RECORDS PROVIDED:

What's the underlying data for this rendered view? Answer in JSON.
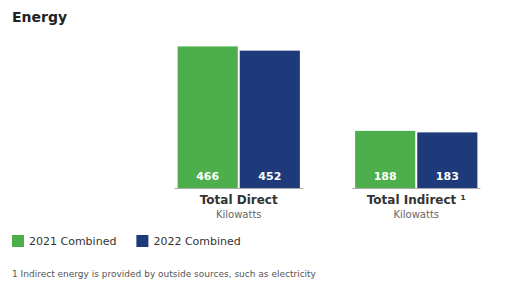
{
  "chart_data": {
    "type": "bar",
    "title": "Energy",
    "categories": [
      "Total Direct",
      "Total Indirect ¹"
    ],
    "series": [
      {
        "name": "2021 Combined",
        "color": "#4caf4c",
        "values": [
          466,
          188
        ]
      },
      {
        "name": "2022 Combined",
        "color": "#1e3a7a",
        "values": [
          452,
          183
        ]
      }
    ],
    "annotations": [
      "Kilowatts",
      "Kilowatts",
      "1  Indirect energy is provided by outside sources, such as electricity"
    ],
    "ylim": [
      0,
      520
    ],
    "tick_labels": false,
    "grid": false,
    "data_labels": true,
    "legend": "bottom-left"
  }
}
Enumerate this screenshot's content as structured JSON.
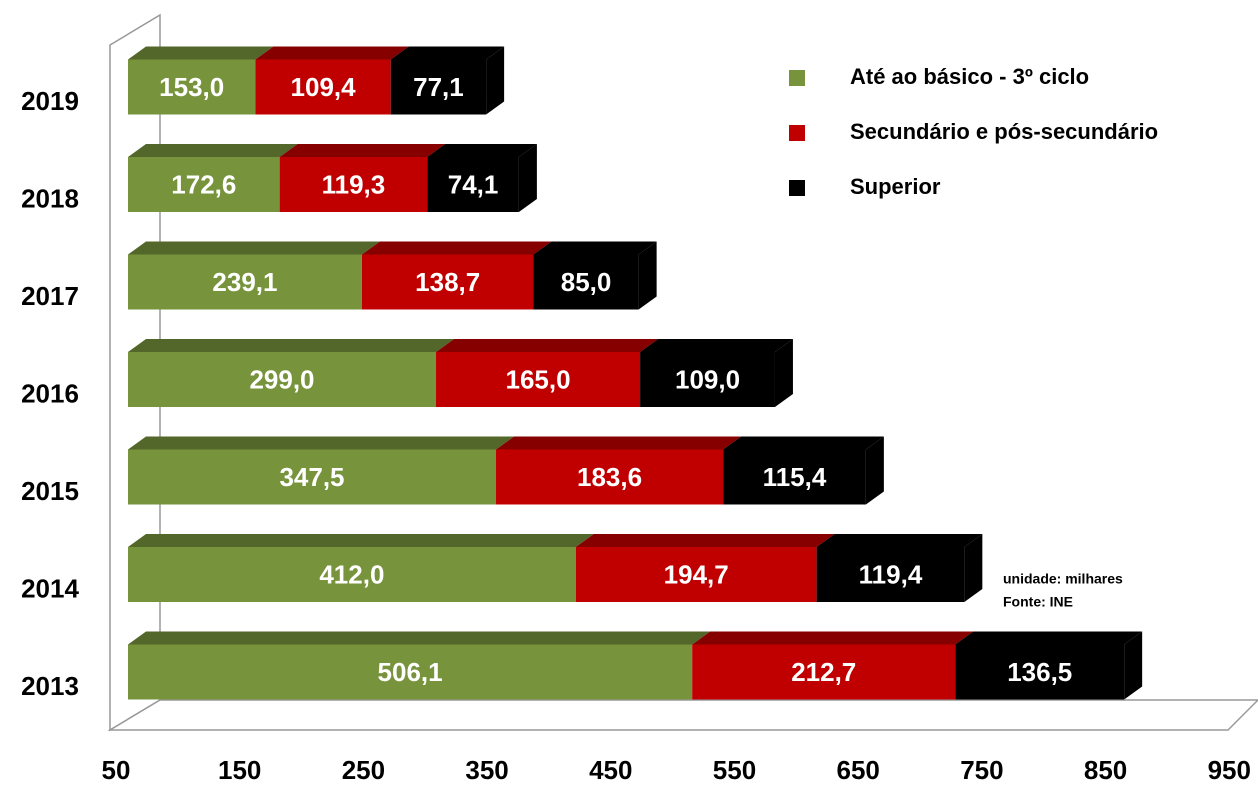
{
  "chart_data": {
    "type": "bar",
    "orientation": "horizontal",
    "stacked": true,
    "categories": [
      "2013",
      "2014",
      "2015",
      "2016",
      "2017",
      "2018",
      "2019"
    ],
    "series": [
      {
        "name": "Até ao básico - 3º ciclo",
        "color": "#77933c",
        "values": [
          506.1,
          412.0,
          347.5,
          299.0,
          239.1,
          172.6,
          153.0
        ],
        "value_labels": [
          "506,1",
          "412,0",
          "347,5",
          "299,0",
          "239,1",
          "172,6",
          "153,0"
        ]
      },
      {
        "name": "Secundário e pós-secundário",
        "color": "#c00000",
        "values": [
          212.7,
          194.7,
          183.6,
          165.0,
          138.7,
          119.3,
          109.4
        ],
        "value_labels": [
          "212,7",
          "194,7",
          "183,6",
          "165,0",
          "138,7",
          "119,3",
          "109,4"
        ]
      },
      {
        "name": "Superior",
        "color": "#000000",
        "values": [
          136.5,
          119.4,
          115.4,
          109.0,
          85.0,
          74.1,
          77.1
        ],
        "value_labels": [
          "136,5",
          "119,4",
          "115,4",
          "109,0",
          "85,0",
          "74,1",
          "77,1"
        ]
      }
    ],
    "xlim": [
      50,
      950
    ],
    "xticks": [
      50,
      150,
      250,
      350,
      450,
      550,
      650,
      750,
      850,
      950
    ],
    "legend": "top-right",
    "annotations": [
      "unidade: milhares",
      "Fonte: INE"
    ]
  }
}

WHAT NEEDS TO BE DONE:
Reproduce all of the material exactly, apart from the pictures.

TASK ANSWER:
What's the underlying data for this rendered view? Answer in JSON.
{
  "chart_data": {
    "type": "bar",
    "title": "Energy",
    "categories": [
      "Total Direct",
      "Total Indirect ¹"
    ],
    "series": [
      {
        "name": "2021 Combined",
        "color": "#4caf4c",
        "values": [
          466,
          188
        ]
      },
      {
        "name": "2022 Combined",
        "color": "#1e3a7a",
        "values": [
          452,
          183
        ]
      }
    ],
    "annotations": [
      "Kilowatts",
      "Kilowatts",
      "1  Indirect energy is provided by outside sources, such as electricity"
    ],
    "ylim": [
      0,
      520
    ],
    "tick_labels": false,
    "grid": false,
    "data_labels": true,
    "legend": "bottom-left"
  }
}
Enumerate this screenshot's content as structured JSON.
{
  "chart_data": {
    "type": "bar",
    "orientation": "horizontal",
    "stacked": true,
    "categories": [
      "2013",
      "2014",
      "2015",
      "2016",
      "2017",
      "2018",
      "2019"
    ],
    "series": [
      {
        "name": "Até ao básico - 3º ciclo",
        "color": "#77933c",
        "values": [
          506.1,
          412.0,
          347.5,
          299.0,
          239.1,
          172.6,
          153.0
        ],
        "value_labels": [
          "506,1",
          "412,0",
          "347,5",
          "299,0",
          "239,1",
          "172,6",
          "153,0"
        ]
      },
      {
        "name": "Secundário e pós-secundário",
        "color": "#c00000",
        "values": [
          212.7,
          194.7,
          183.6,
          165.0,
          138.7,
          119.3,
          109.4
        ],
        "value_labels": [
          "212,7",
          "194,7",
          "183,6",
          "165,0",
          "138,7",
          "119,3",
          "109,4"
        ]
      },
      {
        "name": "Superior",
        "color": "#000000",
        "values": [
          136.5,
          119.4,
          115.4,
          109.0,
          85.0,
          74.1,
          77.1
        ],
        "value_labels": [
          "136,5",
          "119,4",
          "115,4",
          "109,0",
          "85,0",
          "74,1",
          "77,1"
        ]
      }
    ],
    "xlim": [
      50,
      950
    ],
    "xticks": [
      50,
      150,
      250,
      350,
      450,
      550,
      650,
      750,
      850,
      950
    ],
    "legend": "top-right",
    "annotations": [
      "unidade: milhares",
      "Fonte: INE"
    ]
  }
}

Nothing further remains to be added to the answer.